#### [Written request]
Below are some records; repeat them all exactly, minus the pictures.

— start Data for the task —

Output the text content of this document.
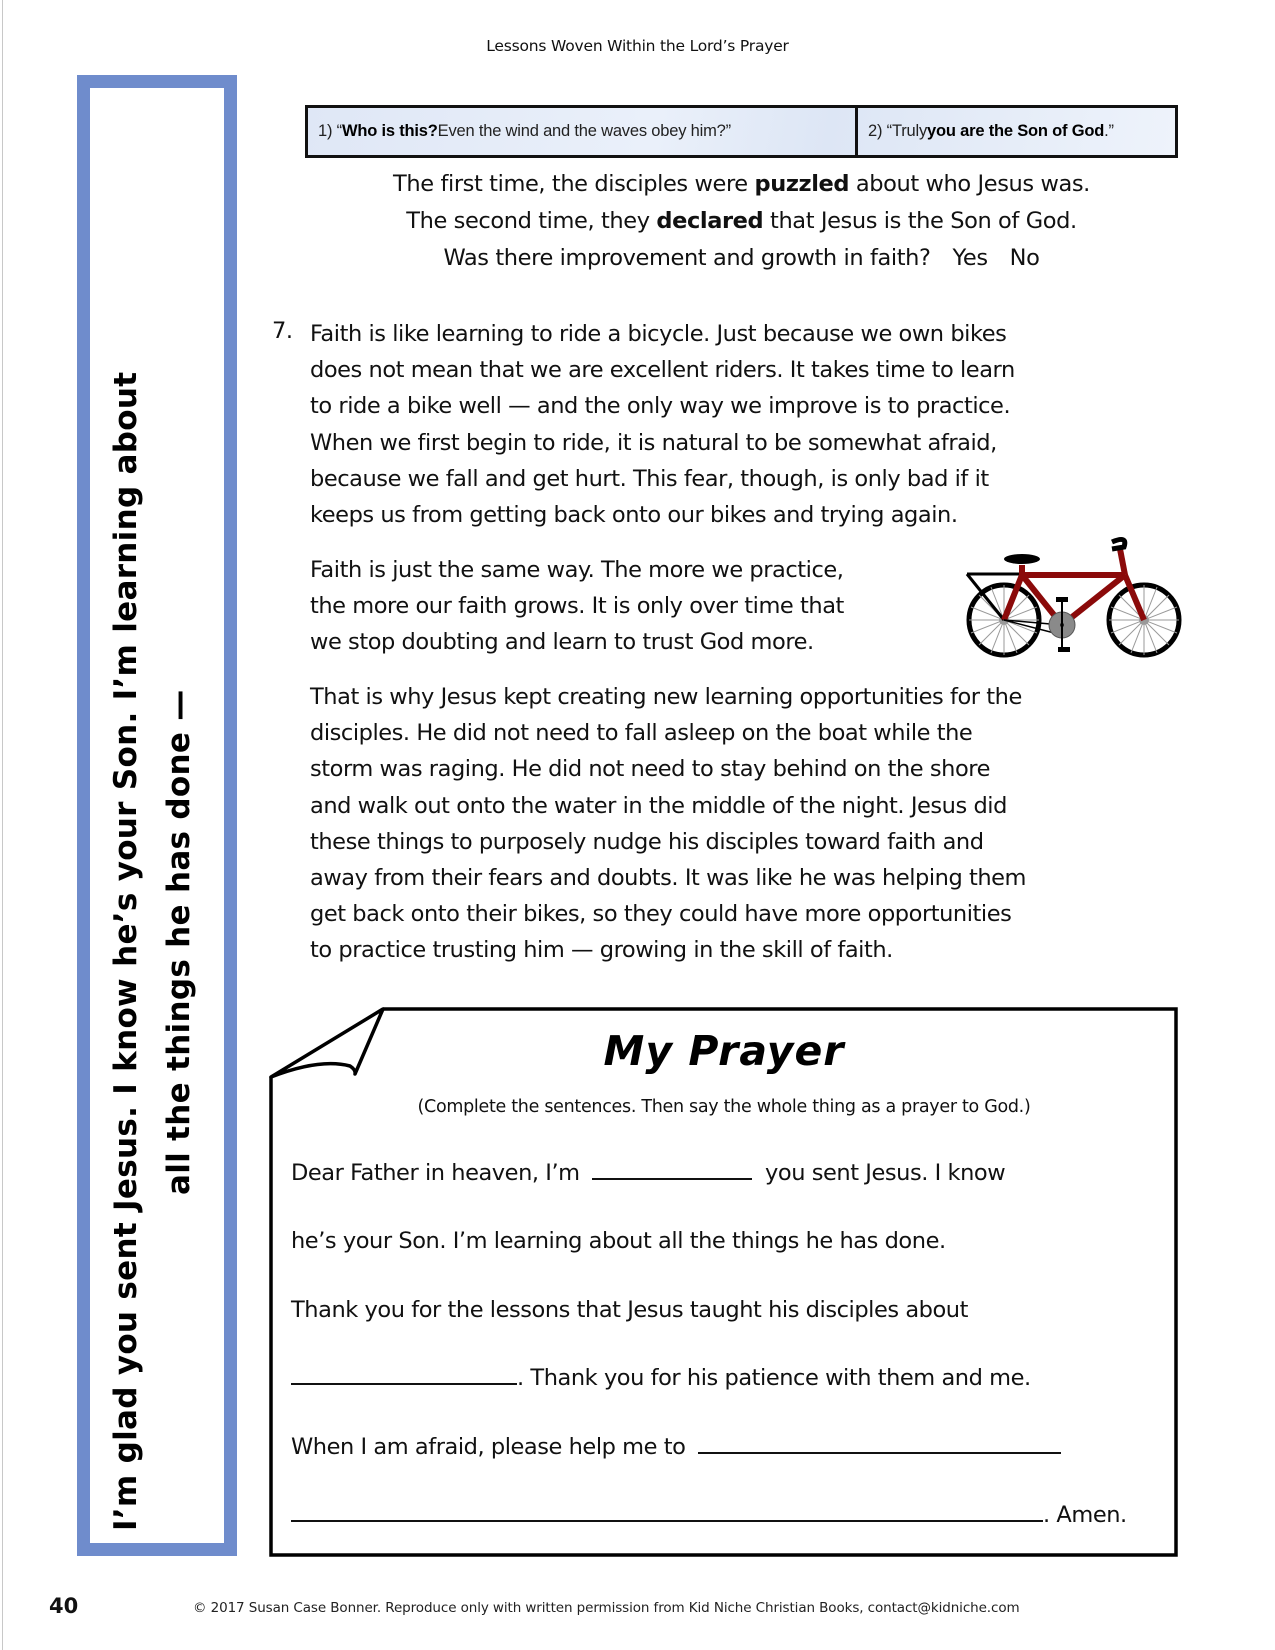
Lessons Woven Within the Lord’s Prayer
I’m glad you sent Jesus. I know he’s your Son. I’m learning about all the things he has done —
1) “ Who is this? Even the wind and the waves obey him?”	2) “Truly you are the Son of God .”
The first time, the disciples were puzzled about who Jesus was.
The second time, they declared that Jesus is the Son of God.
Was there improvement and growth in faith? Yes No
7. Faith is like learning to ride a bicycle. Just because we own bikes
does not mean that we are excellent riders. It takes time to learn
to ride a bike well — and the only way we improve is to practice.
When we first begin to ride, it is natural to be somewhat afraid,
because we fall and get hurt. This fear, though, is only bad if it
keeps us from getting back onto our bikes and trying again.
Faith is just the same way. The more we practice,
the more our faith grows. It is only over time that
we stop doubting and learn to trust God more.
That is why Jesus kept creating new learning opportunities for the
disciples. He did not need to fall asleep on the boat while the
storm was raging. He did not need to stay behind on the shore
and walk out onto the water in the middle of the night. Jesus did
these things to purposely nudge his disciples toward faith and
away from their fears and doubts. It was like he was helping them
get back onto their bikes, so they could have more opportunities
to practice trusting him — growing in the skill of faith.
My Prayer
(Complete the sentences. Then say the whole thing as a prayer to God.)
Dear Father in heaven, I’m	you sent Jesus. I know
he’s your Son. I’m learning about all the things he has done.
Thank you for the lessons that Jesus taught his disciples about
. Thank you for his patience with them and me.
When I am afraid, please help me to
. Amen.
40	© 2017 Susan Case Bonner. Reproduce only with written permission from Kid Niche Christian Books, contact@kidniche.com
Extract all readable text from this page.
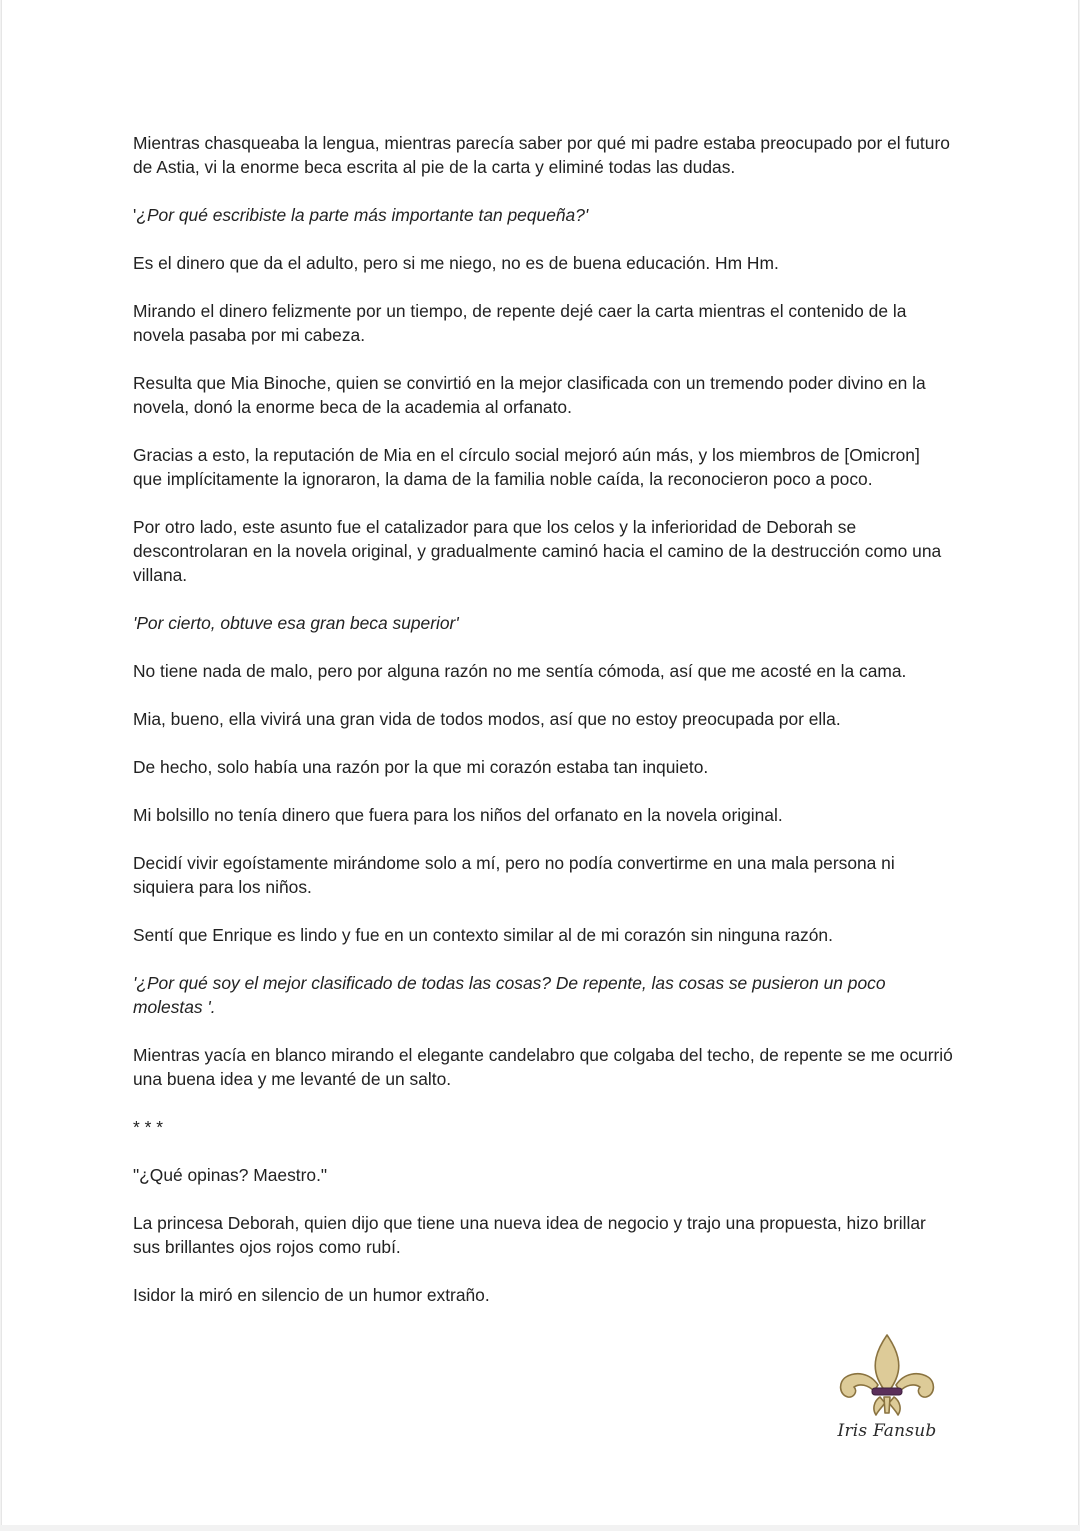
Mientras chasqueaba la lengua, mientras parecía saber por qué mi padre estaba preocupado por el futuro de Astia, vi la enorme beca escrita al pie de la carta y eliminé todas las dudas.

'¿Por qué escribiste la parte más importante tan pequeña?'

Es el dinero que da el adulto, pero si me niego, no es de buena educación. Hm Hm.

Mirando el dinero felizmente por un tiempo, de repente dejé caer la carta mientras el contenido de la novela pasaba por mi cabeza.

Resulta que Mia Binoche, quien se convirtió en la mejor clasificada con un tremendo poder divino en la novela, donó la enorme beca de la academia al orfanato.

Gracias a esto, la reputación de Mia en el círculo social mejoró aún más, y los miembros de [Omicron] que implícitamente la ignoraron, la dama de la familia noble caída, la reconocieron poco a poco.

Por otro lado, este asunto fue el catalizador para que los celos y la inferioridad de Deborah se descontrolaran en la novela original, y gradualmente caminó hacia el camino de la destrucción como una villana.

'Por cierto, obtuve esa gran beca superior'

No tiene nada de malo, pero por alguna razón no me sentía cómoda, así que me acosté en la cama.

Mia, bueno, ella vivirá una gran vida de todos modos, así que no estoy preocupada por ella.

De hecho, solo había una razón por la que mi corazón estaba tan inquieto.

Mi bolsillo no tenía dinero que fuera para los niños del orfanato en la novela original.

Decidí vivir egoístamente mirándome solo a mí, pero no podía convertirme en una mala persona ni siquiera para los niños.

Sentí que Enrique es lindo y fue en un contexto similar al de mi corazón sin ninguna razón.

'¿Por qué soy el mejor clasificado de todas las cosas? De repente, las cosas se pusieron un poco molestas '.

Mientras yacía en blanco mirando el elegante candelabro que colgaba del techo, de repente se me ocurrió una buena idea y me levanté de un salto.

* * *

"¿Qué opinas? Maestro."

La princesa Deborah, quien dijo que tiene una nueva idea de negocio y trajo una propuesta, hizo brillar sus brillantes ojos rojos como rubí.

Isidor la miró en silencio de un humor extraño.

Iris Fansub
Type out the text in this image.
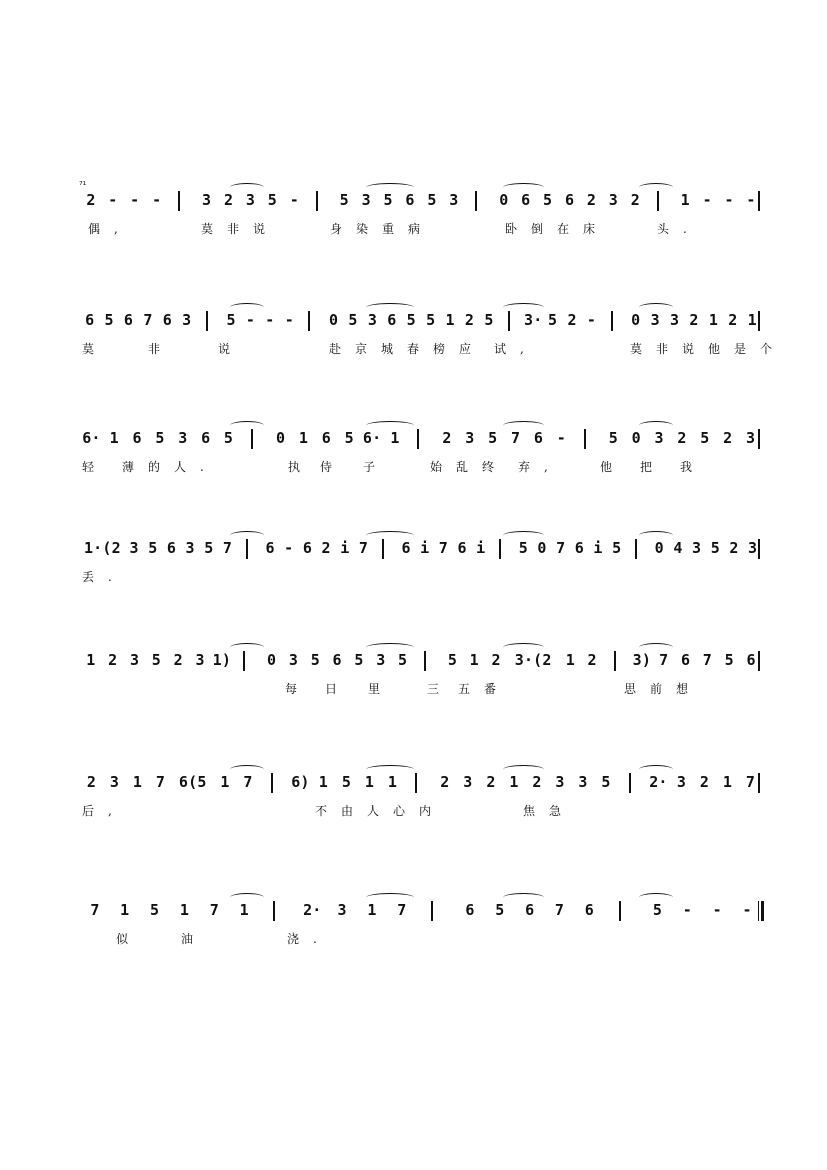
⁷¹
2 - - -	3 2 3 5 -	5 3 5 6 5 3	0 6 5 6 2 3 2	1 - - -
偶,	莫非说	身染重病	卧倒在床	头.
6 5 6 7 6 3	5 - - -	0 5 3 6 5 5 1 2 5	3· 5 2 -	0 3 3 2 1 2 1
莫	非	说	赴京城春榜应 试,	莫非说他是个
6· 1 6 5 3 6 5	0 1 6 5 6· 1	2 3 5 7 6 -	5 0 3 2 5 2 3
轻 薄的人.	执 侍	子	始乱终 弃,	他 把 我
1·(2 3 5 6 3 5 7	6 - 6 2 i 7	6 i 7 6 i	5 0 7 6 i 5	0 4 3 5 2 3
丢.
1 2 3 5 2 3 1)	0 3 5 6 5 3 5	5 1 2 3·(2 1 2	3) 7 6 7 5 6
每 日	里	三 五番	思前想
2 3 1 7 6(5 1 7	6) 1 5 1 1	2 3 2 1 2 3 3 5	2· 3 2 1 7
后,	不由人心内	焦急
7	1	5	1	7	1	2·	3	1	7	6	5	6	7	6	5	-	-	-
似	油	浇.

— end Data for the task —

#### [Exercise response]
Output the text content of this document.
Lessons Woven Within the Lord’s Prayer
I’m glad you sent Jesus. I know he’s your Son. I’m learning about all the things he has done —
1) “ Who is this? Even the wind and the waves obey him?”	2) “Truly you are the Son of God .”
The first time, the disciples were puzzled about who Jesus was.
The second time, they declared that Jesus is the Son of God.
Was there improvement and growth in faith? Yes No
7. Faith is like learning to ride a bicycle. Just because we own bikes
does not mean that we are excellent riders. It takes time to learn
to ride a bike well — and the only way we improve is to practice.
When we first begin to ride, it is natural to be somewhat afraid,
because we fall and get hurt. This fear, though, is only bad if it
keeps us from getting back onto our bikes and trying again.
Faith is just the same way. The more we practice,
the more our faith grows. It is only over time that
we stop doubting and learn to trust God more.
That is why Jesus kept creating new learning opportunities for the
disciples. He did not need to fall asleep on the boat while the
storm was raging. He did not need to stay behind on the shore
and walk out onto the water in the middle of the night. Jesus did
these things to purposely nudge his disciples toward faith and
away from their fears and doubts. It was like he was helping them
get back onto their bikes, so they could have more opportunities
to practice trusting him — growing in the skill of faith.
My Prayer
(Complete the sentences. Then say the whole thing as a prayer to God.)
Dear Father in heaven, I’m	you sent Jesus. I know
he’s your Son. I’m learning about all the things he has done.
Thank you for the lessons that Jesus taught his disciples about
. Thank you for his patience with them and me.
When I am afraid, please help me to
. Amen.
40	© 2017 Susan Case Bonner. Reproduce only with written permission from Kid Niche Christian Books, contact@kidniche.com
Extract all readable text from this page.
Mientras chasqueaba la lengua, mientras parecía saber por qué mi padre estaba preocupado por el futuro de Astia, vi la enorme beca escrita al pie de la carta y eliminé todas las dudas.

'¿Por qué escribiste la parte más importante tan pequeña?'

Es el dinero que da el adulto, pero si me niego, no es de buena educación. Hm Hm.

Mirando el dinero felizmente por un tiempo, de repente dejé caer la carta mientras el contenido de la novela pasaba por mi cabeza.

Resulta que Mia Binoche, quien se convirtió en la mejor clasificada con un tremendo poder divino en la novela, donó la enorme beca de la academia al orfanato.

Gracias a esto, la reputación de Mia en el círculo social mejoró aún más, y los miembros de [Omicron] que implícitamente la ignoraron, la dama de la familia noble caída, la reconocieron poco a poco.

Por otro lado, este asunto fue el catalizador para que los celos y la inferioridad de Deborah se descontrolaran en la novela original, y gradualmente caminó hacia el camino de la destrucción como una villana.

'Por cierto, obtuve esa gran beca superior'

No tiene nada de malo, pero por alguna razón no me sentía cómoda, así que me acosté en la cama.

Mia, bueno, ella vivirá una gran vida de todos modos, así que no estoy preocupada por ella.

De hecho, solo había una razón por la que mi corazón estaba tan inquieto.

Mi bolsillo no tenía dinero que fuera para los niños del orfanato en la novela original.

Decidí vivir egoístamente mirándome solo a mí, pero no podía convertirme en una mala persona ni siquiera para los niños.

Sentí que Enrique es lindo y fue en un contexto similar al de mi corazón sin ninguna razón.

'¿Por qué soy el mejor clasificado de todas las cosas? De repente, las cosas se pusieron un poco molestas '.

Mientras yacía en blanco mirando el elegante candelabro que colgaba del techo, de repente se me ocurrió una buena idea y me levanté de un salto.

* * *

"¿Qué opinas? Maestro."

La princesa Deborah, quien dijo que tiene una nueva idea de negocio y trajo una propuesta, hizo brillar sus brillantes ojos rojos como rubí.

Isidor la miró en silencio de un humor extraño.

Iris Fansub
Type out the text in this image.
⁷¹
2 - - -	3 2 3 5 -	5 3 5 6 5 3	0 6 5 6 2 3 2	1 - - -
偶,	莫非说	身染重病	卧倒在床	头.
6 5 6 7 6 3	5 - - -	0 5 3 6 5 5 1 2 5	3· 5 2 -	0 3 3 2 1 2 1
莫	非	说	赴京城春榜应 试,	莫非说他是个
6· 1 6 5 3 6 5	0 1 6 5 6· 1	2 3 5 7 6 -	5 0 3 2 5 2 3
轻 薄的人.	执 侍	子	始乱终 弃,	他 把 我
1·(2 3 5 6 3 5 7	6 - 6 2 i 7	6 i 7 6 i	5 0 7 6 i 5	0 4 3 5 2 3
丢.
1 2 3 5 2 3 1)	0 3 5 6 5 3 5	5 1 2 3·(2 1 2	3) 7 6 7 5 6
每 日	里	三 五番	思前想
2 3 1 7 6(5 1 7	6) 1 5 1 1	2 3 2 1 2 3 3 5	2· 3 2 1 7
后,	不由人心内	焦急
7	1	5	1	7	1	2·	3	1	7	6	5	6	7	6	5	-	-	-
似	油	浇.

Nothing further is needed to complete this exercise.